GIVEN REQUEST — Reproduce all of the material exactly as shown.

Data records
________________________

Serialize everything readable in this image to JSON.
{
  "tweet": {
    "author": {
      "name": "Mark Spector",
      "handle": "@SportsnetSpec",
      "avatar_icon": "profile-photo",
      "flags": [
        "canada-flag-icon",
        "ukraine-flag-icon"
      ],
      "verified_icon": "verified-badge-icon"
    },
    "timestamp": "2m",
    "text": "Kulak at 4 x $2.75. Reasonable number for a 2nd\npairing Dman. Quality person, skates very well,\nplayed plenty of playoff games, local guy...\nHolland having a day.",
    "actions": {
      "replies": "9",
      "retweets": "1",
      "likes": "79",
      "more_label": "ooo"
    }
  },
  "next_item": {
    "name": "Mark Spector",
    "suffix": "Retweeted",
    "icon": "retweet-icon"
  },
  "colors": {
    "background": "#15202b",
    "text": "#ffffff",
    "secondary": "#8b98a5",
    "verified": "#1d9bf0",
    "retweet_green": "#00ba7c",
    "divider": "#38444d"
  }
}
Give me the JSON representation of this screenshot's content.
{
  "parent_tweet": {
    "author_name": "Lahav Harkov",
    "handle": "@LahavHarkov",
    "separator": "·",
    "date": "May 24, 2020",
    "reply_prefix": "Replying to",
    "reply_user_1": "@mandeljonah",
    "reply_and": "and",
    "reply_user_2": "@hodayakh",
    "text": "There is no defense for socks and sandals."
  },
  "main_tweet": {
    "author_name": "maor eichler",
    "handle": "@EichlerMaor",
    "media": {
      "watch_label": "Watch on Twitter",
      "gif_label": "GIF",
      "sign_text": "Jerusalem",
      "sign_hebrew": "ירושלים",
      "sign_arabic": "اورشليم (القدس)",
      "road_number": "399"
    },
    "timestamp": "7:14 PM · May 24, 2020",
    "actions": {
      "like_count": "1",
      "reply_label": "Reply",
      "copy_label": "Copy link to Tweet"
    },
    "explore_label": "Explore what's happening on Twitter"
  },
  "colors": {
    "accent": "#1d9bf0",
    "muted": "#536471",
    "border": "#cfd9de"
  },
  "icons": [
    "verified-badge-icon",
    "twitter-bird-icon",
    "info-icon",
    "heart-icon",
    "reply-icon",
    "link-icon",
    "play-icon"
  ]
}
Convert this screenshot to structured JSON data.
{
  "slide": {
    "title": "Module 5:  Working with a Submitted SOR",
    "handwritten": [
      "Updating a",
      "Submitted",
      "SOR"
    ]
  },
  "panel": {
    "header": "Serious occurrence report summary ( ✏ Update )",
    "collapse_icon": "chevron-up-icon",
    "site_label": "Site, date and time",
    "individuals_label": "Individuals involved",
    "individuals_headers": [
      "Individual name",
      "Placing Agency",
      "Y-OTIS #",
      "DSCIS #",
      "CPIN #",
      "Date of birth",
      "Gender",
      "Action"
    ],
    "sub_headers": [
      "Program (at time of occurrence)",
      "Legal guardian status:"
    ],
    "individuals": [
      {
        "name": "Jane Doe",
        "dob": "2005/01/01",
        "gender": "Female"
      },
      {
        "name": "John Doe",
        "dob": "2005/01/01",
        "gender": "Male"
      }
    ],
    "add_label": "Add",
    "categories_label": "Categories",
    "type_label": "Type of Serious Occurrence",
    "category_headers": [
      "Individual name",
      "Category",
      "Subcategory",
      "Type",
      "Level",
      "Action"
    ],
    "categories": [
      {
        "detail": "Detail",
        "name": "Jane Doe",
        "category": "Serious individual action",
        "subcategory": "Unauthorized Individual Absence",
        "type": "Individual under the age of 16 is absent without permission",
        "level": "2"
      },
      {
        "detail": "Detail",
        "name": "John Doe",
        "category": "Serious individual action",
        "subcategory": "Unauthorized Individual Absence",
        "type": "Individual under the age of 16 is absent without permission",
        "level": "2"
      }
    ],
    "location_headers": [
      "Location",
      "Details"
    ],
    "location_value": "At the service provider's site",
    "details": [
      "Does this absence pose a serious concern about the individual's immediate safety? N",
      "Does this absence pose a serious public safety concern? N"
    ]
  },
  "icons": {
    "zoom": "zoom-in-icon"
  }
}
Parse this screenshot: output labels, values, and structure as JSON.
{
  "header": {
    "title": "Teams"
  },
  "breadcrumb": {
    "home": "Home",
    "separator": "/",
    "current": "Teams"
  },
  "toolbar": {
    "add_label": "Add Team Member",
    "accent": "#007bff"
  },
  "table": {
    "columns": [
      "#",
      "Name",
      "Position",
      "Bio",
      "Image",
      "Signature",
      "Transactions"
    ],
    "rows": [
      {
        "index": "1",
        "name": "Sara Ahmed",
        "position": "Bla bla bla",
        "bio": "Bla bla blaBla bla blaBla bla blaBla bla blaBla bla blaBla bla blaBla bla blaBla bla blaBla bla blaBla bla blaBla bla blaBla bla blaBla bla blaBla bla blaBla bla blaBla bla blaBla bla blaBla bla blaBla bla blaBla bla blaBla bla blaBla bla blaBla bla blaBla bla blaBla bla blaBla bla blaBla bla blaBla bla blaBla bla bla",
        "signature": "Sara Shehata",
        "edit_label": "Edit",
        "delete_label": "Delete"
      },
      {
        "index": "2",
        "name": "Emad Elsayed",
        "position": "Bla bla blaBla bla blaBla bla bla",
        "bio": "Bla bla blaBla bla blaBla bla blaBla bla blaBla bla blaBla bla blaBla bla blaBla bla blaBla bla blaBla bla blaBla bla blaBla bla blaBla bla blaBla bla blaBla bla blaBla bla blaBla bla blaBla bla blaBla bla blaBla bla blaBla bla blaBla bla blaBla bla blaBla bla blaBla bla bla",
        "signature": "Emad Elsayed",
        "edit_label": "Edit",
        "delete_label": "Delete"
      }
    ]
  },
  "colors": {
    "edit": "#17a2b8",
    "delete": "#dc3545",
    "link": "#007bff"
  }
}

________________________

TASK ANSWER —
Serialize everything readable in this image to JSON.
{
  "tweet": {
    "author": {
      "name": "Mark Spector",
      "handle": "@SportsnetSpec",
      "avatar_icon": "profile-photo",
      "flags": [
        "canada-flag-icon",
        "ukraine-flag-icon"
      ],
      "verified_icon": "verified-badge-icon"
    },
    "timestamp": "2m",
    "text": "Kulak at 4 x $2.75. Reasonable number for a 2nd\npairing Dman. Quality person, skates very well,\nplayed plenty of playoff games, local guy...\nHolland having a day.",
    "actions": {
      "replies": "9",
      "retweets": "1",
      "likes": "79",
      "more_label": "ooo"
    }
  },
  "next_item": {
    "name": "Mark Spector",
    "suffix": "Retweeted",
    "icon": "retweet-icon"
  },
  "colors": {
    "background": "#15202b",
    "text": "#ffffff",
    "secondary": "#8b98a5",
    "verified": "#1d9bf0",
    "retweet_green": "#00ba7c",
    "divider": "#38444d"
  }
}
Give me the JSON representation of this screenshot's content.
{
  "parent_tweet": {
    "author_name": "Lahav Harkov",
    "handle": "@LahavHarkov",
    "separator": "·",
    "date": "May 24, 2020",
    "reply_prefix": "Replying to",
    "reply_user_1": "@mandeljonah",
    "reply_and": "and",
    "reply_user_2": "@hodayakh",
    "text": "There is no defense for socks and sandals."
  },
  "main_tweet": {
    "author_name": "maor eichler",
    "handle": "@EichlerMaor",
    "media": {
      "watch_label": "Watch on Twitter",
      "gif_label": "GIF",
      "sign_text": "Jerusalem",
      "sign_hebrew": "ירושלים",
      "sign_arabic": "اورشليم (القدس)",
      "road_number": "399"
    },
    "timestamp": "7:14 PM · May 24, 2020",
    "actions": {
      "like_count": "1",
      "reply_label": "Reply",
      "copy_label": "Copy link to Tweet"
    },
    "explore_label": "Explore what's happening on Twitter"
  },
  "colors": {
    "accent": "#1d9bf0",
    "muted": "#536471",
    "border": "#cfd9de"
  },
  "icons": [
    "verified-badge-icon",
    "twitter-bird-icon",
    "info-icon",
    "heart-icon",
    "reply-icon",
    "link-icon",
    "play-icon"
  ]
}
Convert this screenshot to structured JSON data.
{
  "slide": {
    "title": "Module 5:  Working with a Submitted SOR",
    "handwritten": [
      "Updating a",
      "Submitted",
      "SOR"
    ]
  },
  "panel": {
    "header": "Serious occurrence report summary ( ✏ Update )",
    "collapse_icon": "chevron-up-icon",
    "site_label": "Site, date and time",
    "individuals_label": "Individuals involved",
    "individuals_headers": [
      "Individual name",
      "Placing Agency",
      "Y-OTIS #",
      "DSCIS #",
      "CPIN #",
      "Date of birth",
      "Gender",
      "Action"
    ],
    "sub_headers": [
      "Program (at time of occurrence)",
      "Legal guardian status:"
    ],
    "individuals": [
      {
        "name": "Jane Doe",
        "dob": "2005/01/01",
        "gender": "Female"
      },
      {
        "name": "John Doe",
        "dob": "2005/01/01",
        "gender": "Male"
      }
    ],
    "add_label": "Add",
    "categories_label": "Categories",
    "type_label": "Type of Serious Occurrence",
    "category_headers": [
      "Individual name",
      "Category",
      "Subcategory",
      "Type",
      "Level",
      "Action"
    ],
    "categories": [
      {
        "detail": "Detail",
        "name": "Jane Doe",
        "category": "Serious individual action",
        "subcategory": "Unauthorized Individual Absence",
        "type": "Individual under the age of 16 is absent without permission",
        "level": "2"
      },
      {
        "detail": "Detail",
        "name": "John Doe",
        "category": "Serious individual action",
        "subcategory": "Unauthorized Individual Absence",
        "type": "Individual under the age of 16 is absent without permission",
        "level": "2"
      }
    ],
    "location_headers": [
      "Location",
      "Details"
    ],
    "location_value": "At the service provider's site",
    "details": [
      "Does this absence pose a serious concern about the individual's immediate safety? N",
      "Does this absence pose a serious public safety concern? N"
    ]
  },
  "icons": {
    "zoom": "zoom-in-icon"
  }
}
Parse this screenshot: output labels, values, and structure as JSON.
{
  "header": {
    "title": "Teams"
  },
  "breadcrumb": {
    "home": "Home",
    "separator": "/",
    "current": "Teams"
  },
  "toolbar": {
    "add_label": "Add Team Member",
    "accent": "#007bff"
  },
  "table": {
    "columns": [
      "#",
      "Name",
      "Position",
      "Bio",
      "Image",
      "Signature",
      "Transactions"
    ],
    "rows": [
      {
        "index": "1",
        "name": "Sara Ahmed",
        "position": "Bla bla bla",
        "bio": "Bla bla blaBla bla blaBla bla blaBla bla blaBla bla blaBla bla blaBla bla blaBla bla blaBla bla blaBla bla blaBla bla blaBla bla blaBla bla blaBla bla blaBla bla blaBla bla blaBla bla blaBla bla blaBla bla blaBla bla blaBla bla blaBla bla blaBla bla blaBla bla blaBla bla blaBla bla blaBla bla blaBla bla blaBla bla bla",
        "signature": "Sara Shehata",
        "edit_label": "Edit",
        "delete_label": "Delete"
      },
      {
        "index": "2",
        "name": "Emad Elsayed",
        "position": "Bla bla blaBla bla blaBla bla bla",
        "bio": "Bla bla blaBla bla blaBla bla blaBla bla blaBla bla blaBla bla blaBla bla blaBla bla blaBla bla blaBla bla blaBla bla blaBla bla blaBla bla blaBla bla blaBla bla blaBla bla blaBla bla blaBla bla blaBla bla blaBla bla blaBla bla blaBla bla blaBla bla blaBla bla blaBla bla bla",
        "signature": "Emad Elsayed",
        "edit_label": "Edit",
        "delete_label": "Delete"
      }
    ]
  },
  "colors": {
    "edit": "#17a2b8",
    "delete": "#dc3545",
    "link": "#007bff"
  }
}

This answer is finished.